— start —

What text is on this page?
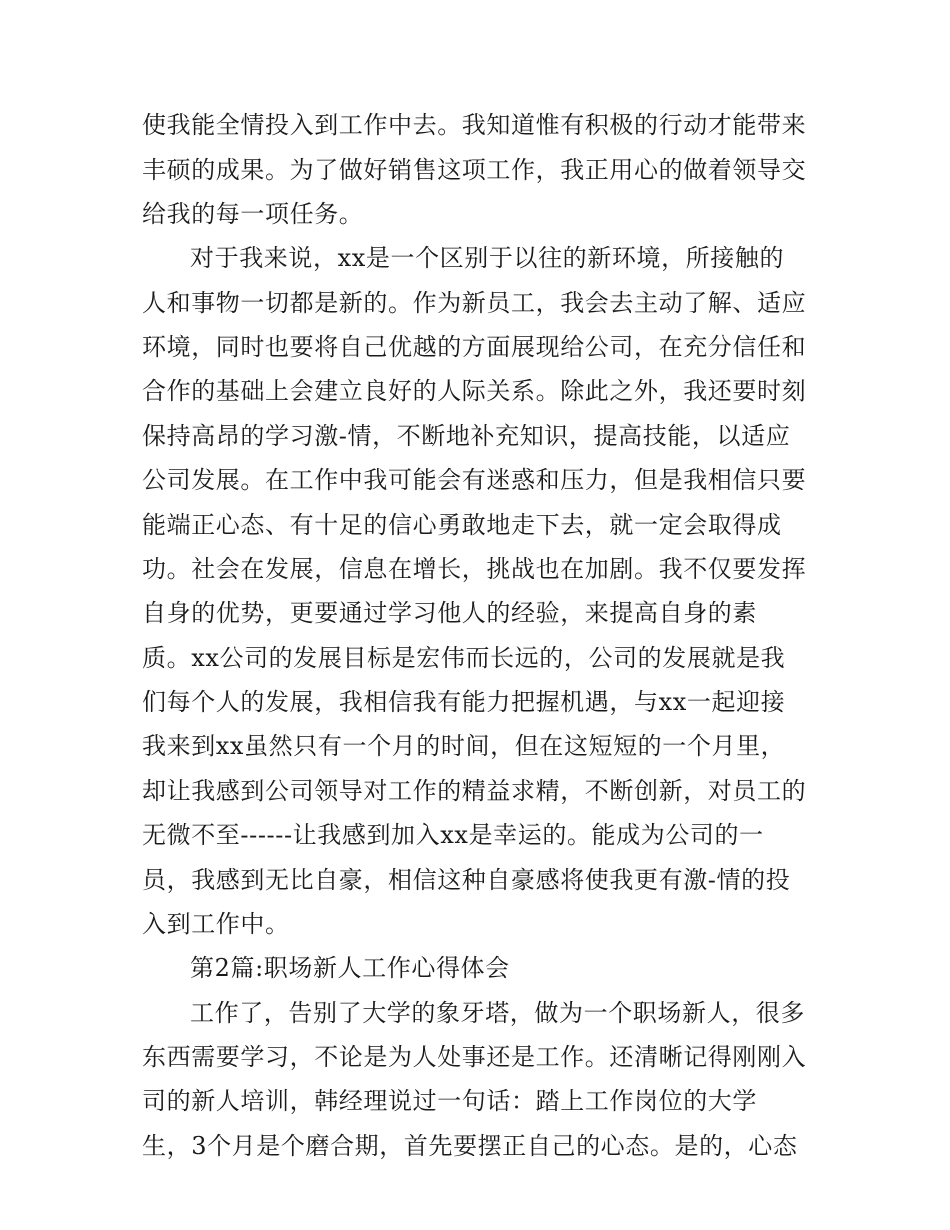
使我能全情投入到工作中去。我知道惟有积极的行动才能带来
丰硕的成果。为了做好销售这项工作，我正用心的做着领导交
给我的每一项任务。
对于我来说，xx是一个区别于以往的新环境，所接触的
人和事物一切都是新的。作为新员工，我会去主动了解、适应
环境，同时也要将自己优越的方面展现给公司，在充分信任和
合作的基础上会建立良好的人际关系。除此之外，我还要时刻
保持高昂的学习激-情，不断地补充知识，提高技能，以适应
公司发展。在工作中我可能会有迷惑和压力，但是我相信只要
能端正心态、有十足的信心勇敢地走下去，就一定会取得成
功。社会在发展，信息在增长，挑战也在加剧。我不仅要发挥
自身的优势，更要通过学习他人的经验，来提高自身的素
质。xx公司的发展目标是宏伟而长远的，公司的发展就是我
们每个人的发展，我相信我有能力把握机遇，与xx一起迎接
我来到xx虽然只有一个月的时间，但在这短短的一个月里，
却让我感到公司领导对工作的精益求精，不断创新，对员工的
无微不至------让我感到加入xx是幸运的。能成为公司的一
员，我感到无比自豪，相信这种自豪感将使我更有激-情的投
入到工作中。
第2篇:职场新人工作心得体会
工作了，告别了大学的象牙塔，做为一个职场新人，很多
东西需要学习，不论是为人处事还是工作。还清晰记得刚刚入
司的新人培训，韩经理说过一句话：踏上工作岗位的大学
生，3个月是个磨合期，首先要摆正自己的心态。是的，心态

— end —

_JOB_. Reproduce each line word for word and drop the pictures.

_TASK RESPONSE_.
What text is on this page?
使我能全情投入到工作中去。我知道惟有积极的行动才能带来
丰硕的成果。为了做好销售这项工作，我正用心的做着领导交
给我的每一项任务。
对于我来说，xx是一个区别于以往的新环境，所接触的
人和事物一切都是新的。作为新员工，我会去主动了解、适应
环境，同时也要将自己优越的方面展现给公司，在充分信任和
合作的基础上会建立良好的人际关系。除此之外，我还要时刻
保持高昂的学习激-情，不断地补充知识，提高技能，以适应
公司发展。在工作中我可能会有迷惑和压力，但是我相信只要
能端正心态、有十足的信心勇敢地走下去，就一定会取得成
功。社会在发展，信息在增长，挑战也在加剧。我不仅要发挥
自身的优势，更要通过学习他人的经验，来提高自身的素
质。xx公司的发展目标是宏伟而长远的，公司的发展就是我
们每个人的发展，我相信我有能力把握机遇，与xx一起迎接
我来到xx虽然只有一个月的时间，但在这短短的一个月里，
却让我感到公司领导对工作的精益求精，不断创新，对员工的
无微不至------让我感到加入xx是幸运的。能成为公司的一
员，我感到无比自豪，相信这种自豪感将使我更有激-情的投
入到工作中。
第2篇:职场新人工作心得体会
工作了，告别了大学的象牙塔，做为一个职场新人，很多
东西需要学习，不论是为人处事还是工作。还清晰记得刚刚入
司的新人培训，韩经理说过一句话：踏上工作岗位的大学
生，3个月是个磨合期，首先要摆正自己的心态。是的，心态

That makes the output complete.